SOURCE EXCERPT:
* BEGIN *
With today's watershed political-bravery action, Illinois has abolished the death penalty.
Predictably there's a flurry of wingnut hand-wringing rage over it, but the most poignant is this story out of Chicago, wherein the prosecutors are crying the blues because they've "lost their leverage" over murderers, rapists, etc., because...get this...they can no longer dangle the death penalty over someone's head and get them to cooperate by pleading guilty to a lesser charge.
Ex-fucking-cuse me? That is exactly what is wrong with having a fucking death penalty in this country. It's exercise is totally at the whim of a local prosecutor. So it happens that a local yokel prosecutor in a big Kill-em-All-Let-God-Sort-Em-Out state who is out to make a political name for himself can bring death penalty charges against pretty much anybody, and the more executions he can carve on his pistol-grip, the farther in politics he will advance.
* END *
[Raw records]
* BEGIN *
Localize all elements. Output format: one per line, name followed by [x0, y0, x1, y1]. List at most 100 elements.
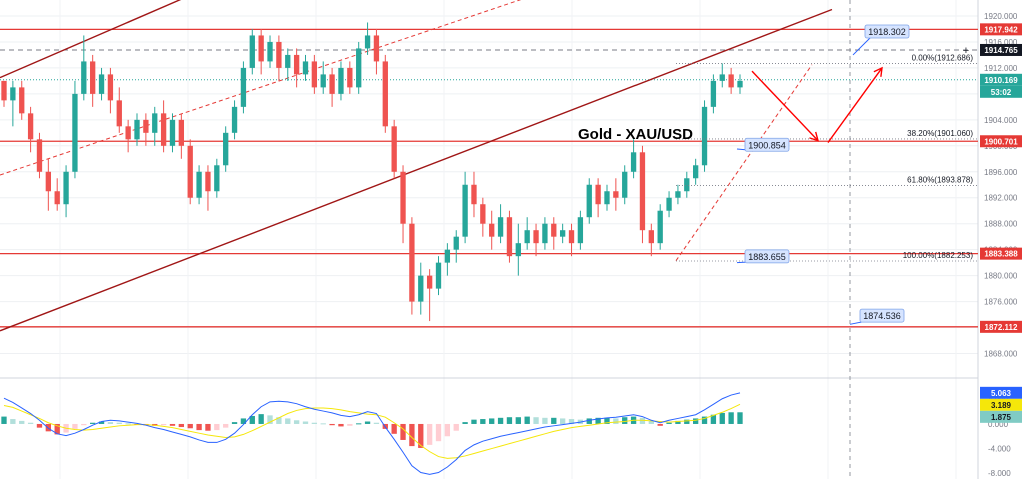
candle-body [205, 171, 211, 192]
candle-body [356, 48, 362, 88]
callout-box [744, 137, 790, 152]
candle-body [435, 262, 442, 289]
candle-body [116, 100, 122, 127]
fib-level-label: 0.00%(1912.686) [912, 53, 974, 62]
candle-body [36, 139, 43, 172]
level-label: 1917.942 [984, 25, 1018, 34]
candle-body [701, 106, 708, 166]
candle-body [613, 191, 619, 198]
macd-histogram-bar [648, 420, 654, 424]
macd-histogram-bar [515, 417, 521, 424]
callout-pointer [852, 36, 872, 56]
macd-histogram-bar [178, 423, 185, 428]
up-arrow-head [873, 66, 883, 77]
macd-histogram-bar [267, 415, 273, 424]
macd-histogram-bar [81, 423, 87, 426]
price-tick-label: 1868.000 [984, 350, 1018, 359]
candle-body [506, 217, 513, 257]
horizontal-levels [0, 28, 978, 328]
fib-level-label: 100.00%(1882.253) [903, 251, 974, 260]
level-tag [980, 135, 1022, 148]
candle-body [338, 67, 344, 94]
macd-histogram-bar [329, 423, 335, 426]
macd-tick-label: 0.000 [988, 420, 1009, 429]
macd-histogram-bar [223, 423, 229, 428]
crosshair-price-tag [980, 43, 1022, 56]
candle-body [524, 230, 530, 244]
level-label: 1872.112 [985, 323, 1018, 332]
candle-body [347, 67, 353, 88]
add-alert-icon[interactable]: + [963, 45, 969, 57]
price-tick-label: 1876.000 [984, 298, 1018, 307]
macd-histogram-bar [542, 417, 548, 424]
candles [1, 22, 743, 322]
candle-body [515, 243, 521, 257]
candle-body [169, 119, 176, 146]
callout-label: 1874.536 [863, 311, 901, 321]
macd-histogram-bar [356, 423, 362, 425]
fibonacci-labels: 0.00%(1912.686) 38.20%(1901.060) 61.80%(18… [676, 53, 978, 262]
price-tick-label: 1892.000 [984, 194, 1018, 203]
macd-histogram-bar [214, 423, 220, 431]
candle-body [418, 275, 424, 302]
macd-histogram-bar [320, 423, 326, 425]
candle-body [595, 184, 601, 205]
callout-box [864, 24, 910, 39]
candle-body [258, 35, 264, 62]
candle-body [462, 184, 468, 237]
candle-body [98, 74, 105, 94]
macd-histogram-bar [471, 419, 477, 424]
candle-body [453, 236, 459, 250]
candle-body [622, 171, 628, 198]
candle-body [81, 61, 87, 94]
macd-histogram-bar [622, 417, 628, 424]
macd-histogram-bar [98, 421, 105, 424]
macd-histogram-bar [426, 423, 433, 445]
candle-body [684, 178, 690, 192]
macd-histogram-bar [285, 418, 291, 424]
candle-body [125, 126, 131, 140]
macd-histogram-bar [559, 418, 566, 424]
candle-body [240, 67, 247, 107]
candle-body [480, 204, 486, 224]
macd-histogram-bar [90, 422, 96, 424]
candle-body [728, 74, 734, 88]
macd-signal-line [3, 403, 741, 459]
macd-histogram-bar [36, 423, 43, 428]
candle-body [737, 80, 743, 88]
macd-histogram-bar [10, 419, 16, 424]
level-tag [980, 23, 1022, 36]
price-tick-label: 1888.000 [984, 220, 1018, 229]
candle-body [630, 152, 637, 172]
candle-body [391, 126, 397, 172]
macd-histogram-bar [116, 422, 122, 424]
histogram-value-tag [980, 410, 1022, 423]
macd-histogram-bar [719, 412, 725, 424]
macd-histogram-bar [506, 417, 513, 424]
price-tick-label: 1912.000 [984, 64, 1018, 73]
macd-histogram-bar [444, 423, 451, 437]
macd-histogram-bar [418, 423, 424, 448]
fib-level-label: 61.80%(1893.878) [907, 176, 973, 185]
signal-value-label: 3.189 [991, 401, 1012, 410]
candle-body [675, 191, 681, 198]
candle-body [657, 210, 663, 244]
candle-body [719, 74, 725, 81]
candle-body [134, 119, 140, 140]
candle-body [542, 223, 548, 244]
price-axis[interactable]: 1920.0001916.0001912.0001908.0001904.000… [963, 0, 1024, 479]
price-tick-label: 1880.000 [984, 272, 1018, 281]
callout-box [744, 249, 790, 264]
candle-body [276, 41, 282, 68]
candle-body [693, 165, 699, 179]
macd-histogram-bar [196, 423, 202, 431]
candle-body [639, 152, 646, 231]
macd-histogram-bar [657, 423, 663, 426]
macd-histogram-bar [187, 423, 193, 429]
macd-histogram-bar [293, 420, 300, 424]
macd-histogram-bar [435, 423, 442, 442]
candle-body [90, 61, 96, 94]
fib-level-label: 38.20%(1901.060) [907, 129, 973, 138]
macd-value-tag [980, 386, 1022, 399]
* END *
CHALLENGE: Please explain, using the post on Illinois abolishing the death penalty, why the Chicago prosecutors say they have "lost their leverage."

RESPONSE TO THE TASK: With the death penalty abolished, they can no longer threaten someone with it to get that person to cooperate by pleading guilty to a lesser charge.